__THE RECORDS__
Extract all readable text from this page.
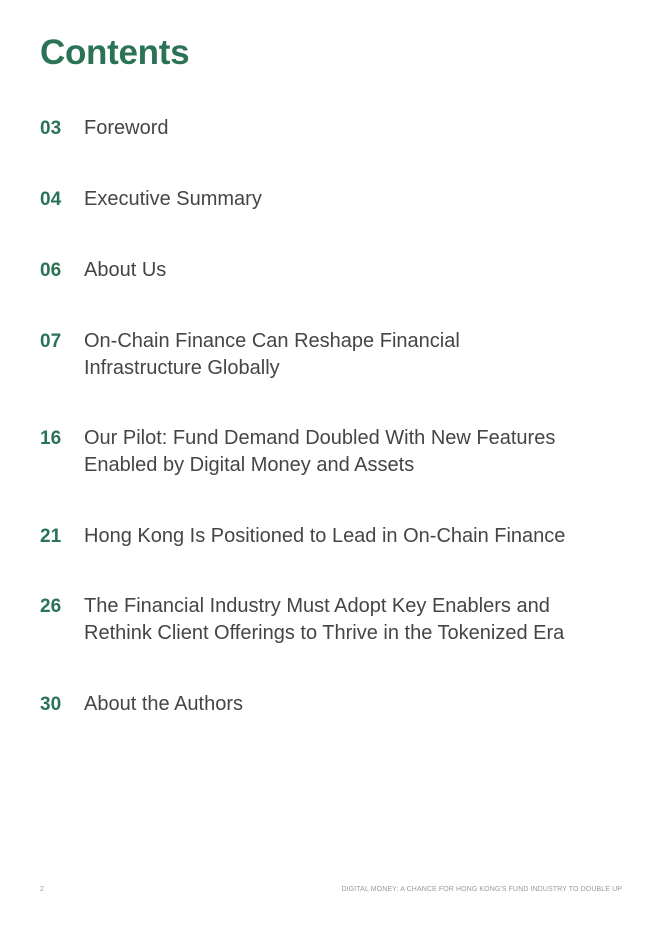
Contents
03	Foreword
04	Executive Summary
06	About Us
07	On-Chain Finance Can Reshape Financial
Infrastructure Globally
16	Our Pilot: Fund Demand Doubled With New Features
Enabled by Digital Money and Assets
21	Hong Kong Is Positioned to Lead in On-Chain Finance
26	The Financial Industry Must Adopt Key Enablers and
Rethink Client Offerings to Thrive in the Tokenized Era
30	About the Authors
2	DIGITAL MONEY: A CHANCE FOR HONG KONG'S FUND INDUSTRY TO DOUBLE UP
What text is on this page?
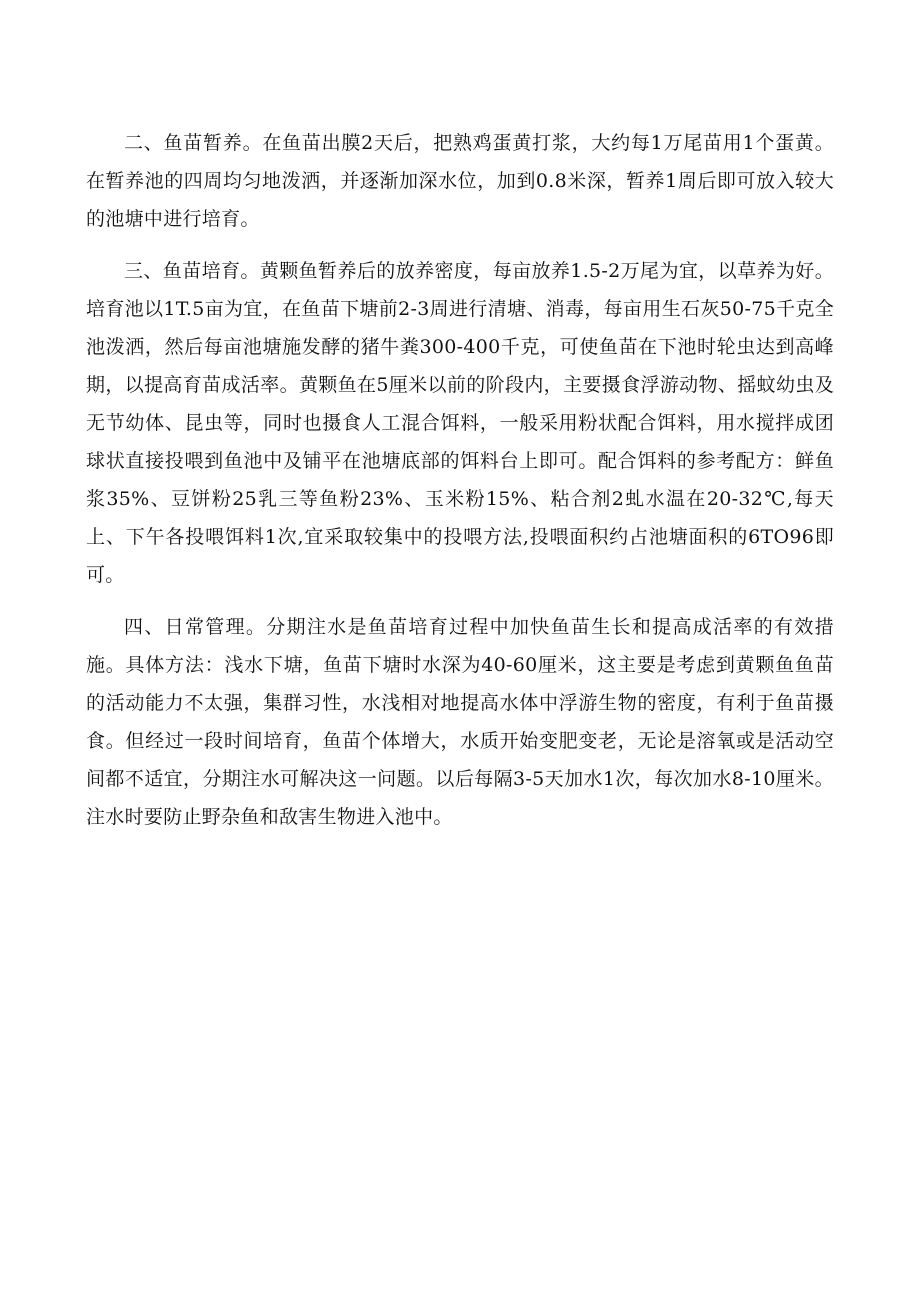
二、鱼苗暂养。在鱼苗出膜2天后，把熟鸡蛋黄打浆，大约每1万尾苗用1个蛋黄。在暂养池的四周均匀地泼洒，并逐渐加深水位，加到0.8米深，暂养1周后即可放入较大的池塘中进行培育。

三、鱼苗培育。黄颗鱼暂养后的放养密度，每亩放养1.5-2万尾为宜，以草养为好。培育池以1T.5亩为宜，在鱼苗下塘前2-3周进行清塘、消毒，每亩用生石灰50-75千克全池泼洒，然后每亩池塘施发酵的猪牛粪300-400千克，可使鱼苗在下池时轮虫达到高峰期，以提高育苗成活率。黄颗鱼在5厘米以前的阶段内，主要摄食浮游动物、摇蚊幼虫及无节幼体、昆虫等，同时也摄食人工混合饵料，一般采用粉状配合饵料，用水搅拌成团球状直接投喂到鱼池中及铺平在池塘底部的饵料台上即可。配合饵料的参考配方：鲜鱼浆35%、豆饼粉25乳三等鱼粉23%、玉米粉15%、粘合剂2虬水温在20-32℃,每天上、下午各投喂饵料1次,宜采取较集中的投喂方法,投喂面积约占池塘面积的6TO96即可。

四、日常管理。分期注水是鱼苗培育过程中加快鱼苗生长和提高成活率的有效措施。具体方法：浅水下塘，鱼苗下塘时水深为40-60厘米，这主要是考虑到黄颗鱼鱼苗的活动能力不太强，集群习性，水浅相对地提高水体中浮游生物的密度，有利于鱼苗摄食。但经过一段时间培育，鱼苗个体增大，水质开始变肥变老，无论是溶氧或是活动空间都不适宜，分期注水可解决这一问题。以后每隔3-5天加水1次，每次加水8-10厘米。注水时要防止野杂鱼和敌害生物进入池中。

__EXERCISE PROMPT__
Copy the records word for word, leaving no picture in the copy.

__SOLUTION FOR THIS PROBLEM__
Extract all readable text from this page.
Contents
03	Foreword
04	Executive Summary
06	About Us
07	On-Chain Finance Can Reshape Financial
Infrastructure Globally
16	Our Pilot: Fund Demand Doubled With New Features
Enabled by Digital Money and Assets
21	Hong Kong Is Positioned to Lead in On-Chain Finance
26	The Financial Industry Must Adopt Key Enablers and
Rethink Client Offerings to Thrive in the Tokenized Era
30	About the Authors
2	DIGITAL MONEY: A CHANCE FOR HONG KONG'S FUND INDUSTRY TO DOUBLE UP
What text is on this page?
二、鱼苗暂养。在鱼苗出膜2天后，把熟鸡蛋黄打浆，大约每1万尾苗用1个蛋黄。在暂养池的四周均匀地泼洒，并逐渐加深水位，加到0.8米深，暂养1周后即可放入较大的池塘中进行培育。

三、鱼苗培育。黄颗鱼暂养后的放养密度，每亩放养1.5-2万尾为宜，以草养为好。培育池以1T.5亩为宜，在鱼苗下塘前2-3周进行清塘、消毒，每亩用生石灰50-75千克全池泼洒，然后每亩池塘施发酵的猪牛粪300-400千克，可使鱼苗在下池时轮虫达到高峰期，以提高育苗成活率。黄颗鱼在5厘米以前的阶段内，主要摄食浮游动物、摇蚊幼虫及无节幼体、昆虫等，同时也摄食人工混合饵料，一般采用粉状配合饵料，用水搅拌成团球状直接投喂到鱼池中及铺平在池塘底部的饵料台上即可。配合饵料的参考配方：鲜鱼浆35%、豆饼粉25乳三等鱼粉23%、玉米粉15%、粘合剂2虬水温在20-32℃,每天上、下午各投喂饵料1次,宜采取较集中的投喂方法,投喂面积约占池塘面积的6TO96即可。

四、日常管理。分期注水是鱼苗培育过程中加快鱼苗生长和提高成活率的有效措施。具体方法：浅水下塘，鱼苗下塘时水深为40-60厘米，这主要是考虑到黄颗鱼鱼苗的活动能力不太强，集群习性，水浅相对地提高水体中浮游生物的密度，有利于鱼苗摄食。但经过一段时间培育，鱼苗个体增大，水质开始变肥变老，无论是溶氧或是活动空间都不适宜，分期注水可解决这一问题。以后每隔3-5天加水1次，每次加水8-10厘米。注水时要防止野杂鱼和敌害生物进入池中。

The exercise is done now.